What to produce => Check each line for the word "color" and give how many have it. Say nothing else.

Material for the task =>
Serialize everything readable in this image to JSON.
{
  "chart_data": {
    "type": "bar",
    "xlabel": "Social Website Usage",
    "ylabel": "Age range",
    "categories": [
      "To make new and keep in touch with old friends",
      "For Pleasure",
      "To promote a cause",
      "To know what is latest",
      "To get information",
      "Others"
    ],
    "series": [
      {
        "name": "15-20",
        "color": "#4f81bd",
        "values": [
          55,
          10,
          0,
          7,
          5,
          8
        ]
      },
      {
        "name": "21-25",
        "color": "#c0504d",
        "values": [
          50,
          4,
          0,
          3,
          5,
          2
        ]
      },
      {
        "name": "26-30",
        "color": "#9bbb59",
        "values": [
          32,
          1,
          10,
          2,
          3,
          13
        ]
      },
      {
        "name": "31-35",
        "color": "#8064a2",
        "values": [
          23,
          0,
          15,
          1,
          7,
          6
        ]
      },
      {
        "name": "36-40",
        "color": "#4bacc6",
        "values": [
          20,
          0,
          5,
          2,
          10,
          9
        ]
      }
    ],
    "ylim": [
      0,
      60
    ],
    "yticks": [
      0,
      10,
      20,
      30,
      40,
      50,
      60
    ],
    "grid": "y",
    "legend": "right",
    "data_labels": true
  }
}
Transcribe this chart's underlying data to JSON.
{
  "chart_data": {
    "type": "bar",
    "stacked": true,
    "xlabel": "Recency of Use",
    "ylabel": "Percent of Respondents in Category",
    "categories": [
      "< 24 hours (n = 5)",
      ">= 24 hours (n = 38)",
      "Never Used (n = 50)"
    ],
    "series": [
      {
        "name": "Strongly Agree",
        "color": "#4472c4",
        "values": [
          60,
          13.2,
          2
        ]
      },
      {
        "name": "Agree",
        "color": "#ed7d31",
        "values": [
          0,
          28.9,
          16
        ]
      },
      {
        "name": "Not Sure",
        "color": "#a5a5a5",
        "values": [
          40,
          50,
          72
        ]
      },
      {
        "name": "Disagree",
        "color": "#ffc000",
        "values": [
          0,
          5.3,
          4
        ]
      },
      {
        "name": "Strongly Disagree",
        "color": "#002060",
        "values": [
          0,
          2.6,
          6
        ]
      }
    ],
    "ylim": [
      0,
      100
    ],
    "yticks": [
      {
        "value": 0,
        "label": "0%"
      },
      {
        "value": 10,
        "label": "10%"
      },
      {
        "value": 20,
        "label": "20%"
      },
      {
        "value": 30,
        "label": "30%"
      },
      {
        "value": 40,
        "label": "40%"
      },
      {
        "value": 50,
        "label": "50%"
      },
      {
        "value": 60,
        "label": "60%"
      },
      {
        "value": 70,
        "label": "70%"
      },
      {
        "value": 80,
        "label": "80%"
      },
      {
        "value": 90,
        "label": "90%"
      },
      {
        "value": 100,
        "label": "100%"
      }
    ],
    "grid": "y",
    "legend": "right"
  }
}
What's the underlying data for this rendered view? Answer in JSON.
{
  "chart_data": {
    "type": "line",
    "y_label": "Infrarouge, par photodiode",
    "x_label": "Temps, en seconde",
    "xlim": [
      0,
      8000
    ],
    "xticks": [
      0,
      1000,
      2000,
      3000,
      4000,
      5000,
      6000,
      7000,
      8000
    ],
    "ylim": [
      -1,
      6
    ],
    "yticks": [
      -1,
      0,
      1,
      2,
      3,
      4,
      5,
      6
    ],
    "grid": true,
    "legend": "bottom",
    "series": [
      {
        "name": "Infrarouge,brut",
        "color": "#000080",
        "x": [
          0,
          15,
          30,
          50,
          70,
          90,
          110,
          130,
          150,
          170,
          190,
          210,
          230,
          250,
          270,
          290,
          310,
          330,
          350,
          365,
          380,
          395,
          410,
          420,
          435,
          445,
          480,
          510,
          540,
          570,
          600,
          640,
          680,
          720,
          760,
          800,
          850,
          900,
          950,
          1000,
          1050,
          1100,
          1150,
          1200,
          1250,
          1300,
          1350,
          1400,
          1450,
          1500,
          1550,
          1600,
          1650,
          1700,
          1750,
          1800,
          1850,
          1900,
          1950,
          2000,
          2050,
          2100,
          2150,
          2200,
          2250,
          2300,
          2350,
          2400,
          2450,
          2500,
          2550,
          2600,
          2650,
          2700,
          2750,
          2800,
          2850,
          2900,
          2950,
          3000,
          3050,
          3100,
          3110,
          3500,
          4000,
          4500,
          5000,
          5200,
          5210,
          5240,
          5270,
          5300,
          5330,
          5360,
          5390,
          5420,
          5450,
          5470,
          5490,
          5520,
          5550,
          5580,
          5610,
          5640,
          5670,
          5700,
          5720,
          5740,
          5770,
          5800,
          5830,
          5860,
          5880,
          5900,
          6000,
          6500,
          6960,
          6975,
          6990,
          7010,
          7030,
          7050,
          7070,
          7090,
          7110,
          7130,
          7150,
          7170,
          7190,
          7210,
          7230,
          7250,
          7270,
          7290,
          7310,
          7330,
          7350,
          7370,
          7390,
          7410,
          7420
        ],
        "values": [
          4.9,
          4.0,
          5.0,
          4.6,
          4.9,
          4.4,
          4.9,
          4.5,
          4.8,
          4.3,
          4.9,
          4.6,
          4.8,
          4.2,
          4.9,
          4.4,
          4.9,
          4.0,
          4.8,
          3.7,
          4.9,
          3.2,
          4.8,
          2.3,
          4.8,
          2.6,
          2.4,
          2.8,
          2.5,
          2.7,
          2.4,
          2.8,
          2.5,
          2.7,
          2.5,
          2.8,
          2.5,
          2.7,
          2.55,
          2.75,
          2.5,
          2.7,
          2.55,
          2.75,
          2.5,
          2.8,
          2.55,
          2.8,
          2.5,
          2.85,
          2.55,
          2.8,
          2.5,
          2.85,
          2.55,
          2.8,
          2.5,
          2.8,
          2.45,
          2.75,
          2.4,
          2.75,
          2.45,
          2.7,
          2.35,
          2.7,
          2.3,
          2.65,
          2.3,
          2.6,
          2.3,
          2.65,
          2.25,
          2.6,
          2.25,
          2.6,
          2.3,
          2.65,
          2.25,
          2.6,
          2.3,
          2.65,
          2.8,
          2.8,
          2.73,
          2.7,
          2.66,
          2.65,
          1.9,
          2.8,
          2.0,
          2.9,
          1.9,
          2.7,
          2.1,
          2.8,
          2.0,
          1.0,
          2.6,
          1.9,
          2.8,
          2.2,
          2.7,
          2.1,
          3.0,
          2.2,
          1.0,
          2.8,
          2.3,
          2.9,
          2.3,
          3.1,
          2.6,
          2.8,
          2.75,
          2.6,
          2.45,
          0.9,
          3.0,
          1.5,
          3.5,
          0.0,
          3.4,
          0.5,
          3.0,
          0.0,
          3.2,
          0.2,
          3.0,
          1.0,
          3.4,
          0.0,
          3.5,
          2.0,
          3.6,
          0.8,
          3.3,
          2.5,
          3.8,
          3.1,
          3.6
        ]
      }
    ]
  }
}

Solution to this problem => 11